→ Listed entries
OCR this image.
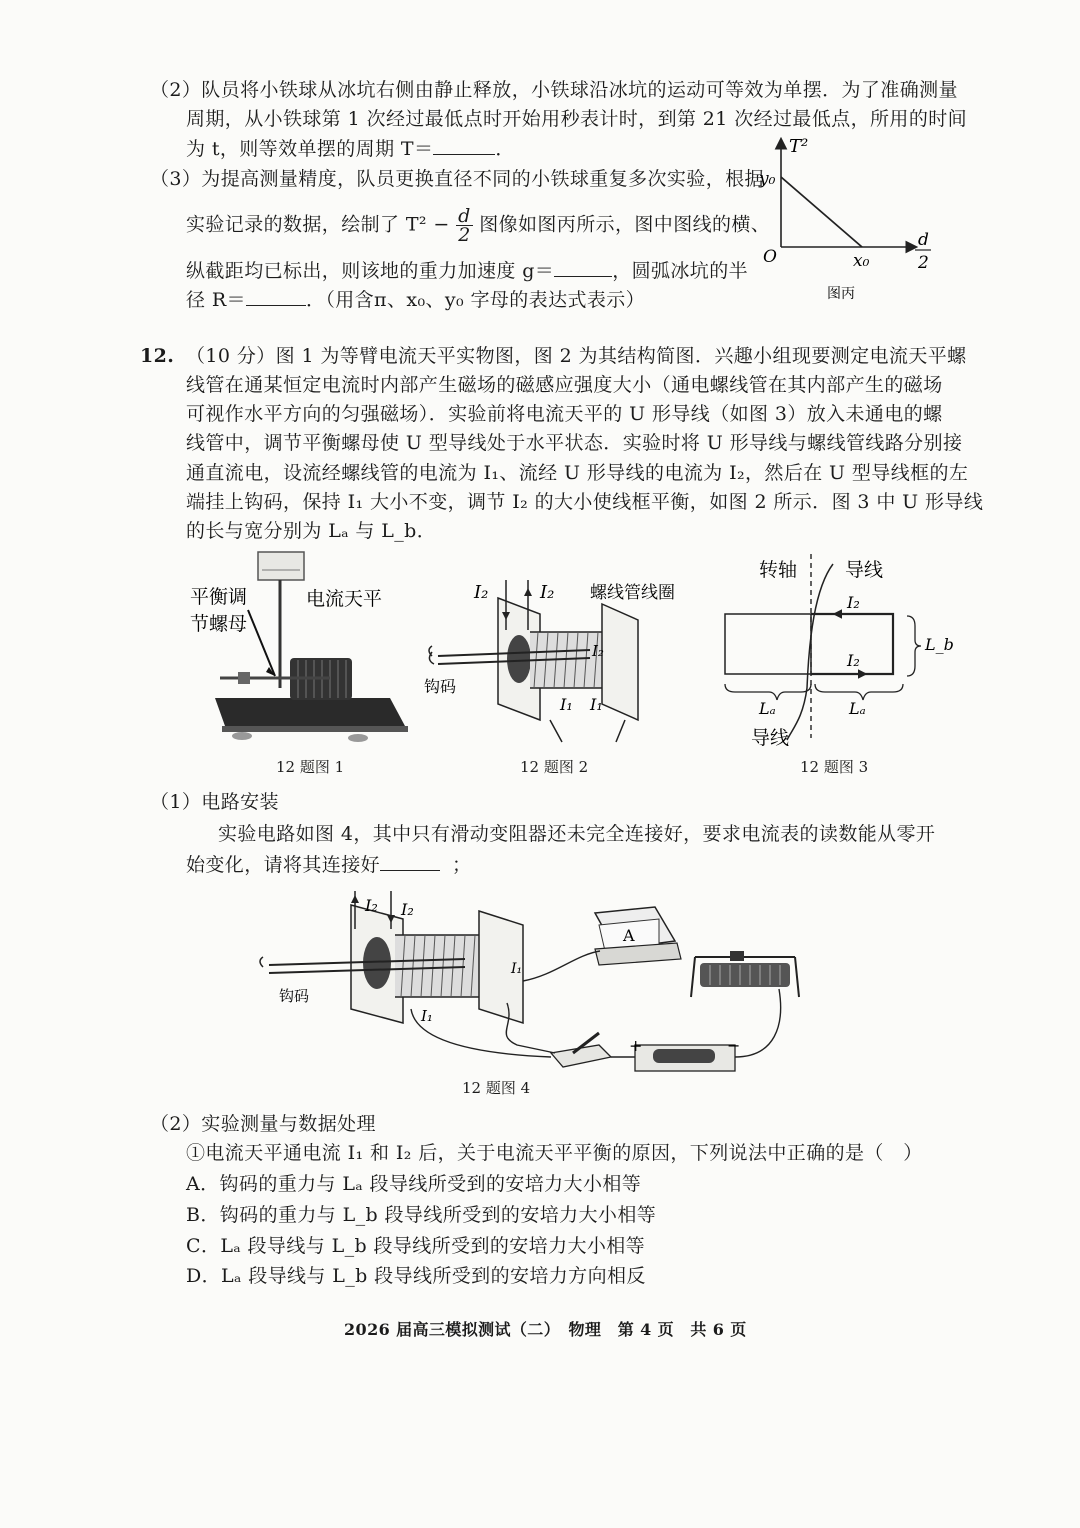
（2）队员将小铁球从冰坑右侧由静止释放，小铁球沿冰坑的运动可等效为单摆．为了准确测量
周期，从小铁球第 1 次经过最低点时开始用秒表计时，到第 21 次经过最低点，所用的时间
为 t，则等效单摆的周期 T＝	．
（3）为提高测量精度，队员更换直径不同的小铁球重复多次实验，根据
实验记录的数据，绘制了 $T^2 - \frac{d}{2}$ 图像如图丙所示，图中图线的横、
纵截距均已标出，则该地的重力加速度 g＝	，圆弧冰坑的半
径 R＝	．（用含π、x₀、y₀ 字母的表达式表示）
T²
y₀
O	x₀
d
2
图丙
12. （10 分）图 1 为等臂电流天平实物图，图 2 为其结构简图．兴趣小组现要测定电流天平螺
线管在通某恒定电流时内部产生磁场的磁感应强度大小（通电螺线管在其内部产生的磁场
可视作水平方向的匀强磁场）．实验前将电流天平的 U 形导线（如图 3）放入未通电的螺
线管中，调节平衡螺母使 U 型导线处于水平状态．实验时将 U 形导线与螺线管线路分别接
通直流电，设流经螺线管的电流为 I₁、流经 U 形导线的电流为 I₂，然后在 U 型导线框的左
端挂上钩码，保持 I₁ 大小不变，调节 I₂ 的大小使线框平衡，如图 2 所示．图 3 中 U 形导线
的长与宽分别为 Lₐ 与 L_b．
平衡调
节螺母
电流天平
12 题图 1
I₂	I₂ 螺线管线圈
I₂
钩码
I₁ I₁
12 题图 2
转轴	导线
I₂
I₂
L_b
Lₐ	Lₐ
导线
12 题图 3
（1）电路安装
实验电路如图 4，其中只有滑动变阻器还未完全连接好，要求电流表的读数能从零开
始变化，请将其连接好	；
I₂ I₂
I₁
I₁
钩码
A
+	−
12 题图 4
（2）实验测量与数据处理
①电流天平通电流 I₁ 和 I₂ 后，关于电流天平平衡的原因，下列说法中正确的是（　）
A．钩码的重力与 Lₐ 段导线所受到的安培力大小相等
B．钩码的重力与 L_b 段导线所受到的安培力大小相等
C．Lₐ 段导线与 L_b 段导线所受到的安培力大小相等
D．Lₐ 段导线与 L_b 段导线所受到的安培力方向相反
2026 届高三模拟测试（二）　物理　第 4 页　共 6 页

→ Your objective
Write out again every line above exactly as given; the pictures do not belong in the copy.

→ Task result
OCR this image.
（2）队员将小铁球从冰坑右侧由静止释放，小铁球沿冰坑的运动可等效为单摆．为了准确测量
周期，从小铁球第 1 次经过最低点时开始用秒表计时，到第 21 次经过最低点，所用的时间
为 t，则等效单摆的周期 T＝	．
（3）为提高测量精度，队员更换直径不同的小铁球重复多次实验，根据
实验记录的数据，绘制了 $T^2 - \frac{d}{2}$ 图像如图丙所示，图中图线的横、
纵截距均已标出，则该地的重力加速度 g＝	，圆弧冰坑的半
径 R＝	．（用含π、x₀、y₀ 字母的表达式表示）
T²
y₀
O	x₀
d
2
图丙
12. （10 分）图 1 为等臂电流天平实物图，图 2 为其结构简图．兴趣小组现要测定电流天平螺
线管在通某恒定电流时内部产生磁场的磁感应强度大小（通电螺线管在其内部产生的磁场
可视作水平方向的匀强磁场）．实验前将电流天平的 U 形导线（如图 3）放入未通电的螺
线管中，调节平衡螺母使 U 型导线处于水平状态．实验时将 U 形导线与螺线管线路分别接
通直流电，设流经螺线管的电流为 I₁、流经 U 形导线的电流为 I₂，然后在 U 型导线框的左
端挂上钩码，保持 I₁ 大小不变，调节 I₂ 的大小使线框平衡，如图 2 所示．图 3 中 U 形导线
的长与宽分别为 Lₐ 与 L_b．
平衡调
节螺母
电流天平
12 题图 1
I₂	I₂ 螺线管线圈
I₂
钩码
I₁ I₁
12 题图 2
转轴	导线
I₂
I₂
L_b
Lₐ	Lₐ
导线
12 题图 3
（1）电路安装
实验电路如图 4，其中只有滑动变阻器还未完全连接好，要求电流表的读数能从零开
始变化，请将其连接好	；
I₂ I₂
I₁
I₁
钩码
A
+	−
12 题图 4
（2）实验测量与数据处理
①电流天平通电流 I₁ 和 I₂ 后，关于电流天平平衡的原因，下列说法中正确的是（　）
A．钩码的重力与 Lₐ 段导线所受到的安培力大小相等
B．钩码的重力与 L_b 段导线所受到的安培力大小相等
C．Lₐ 段导线与 L_b 段导线所受到的安培力大小相等
D．Lₐ 段导线与 L_b 段导线所受到的安培力方向相反
2026 届高三模拟测试（二）　物理　第 4 页　共 6 页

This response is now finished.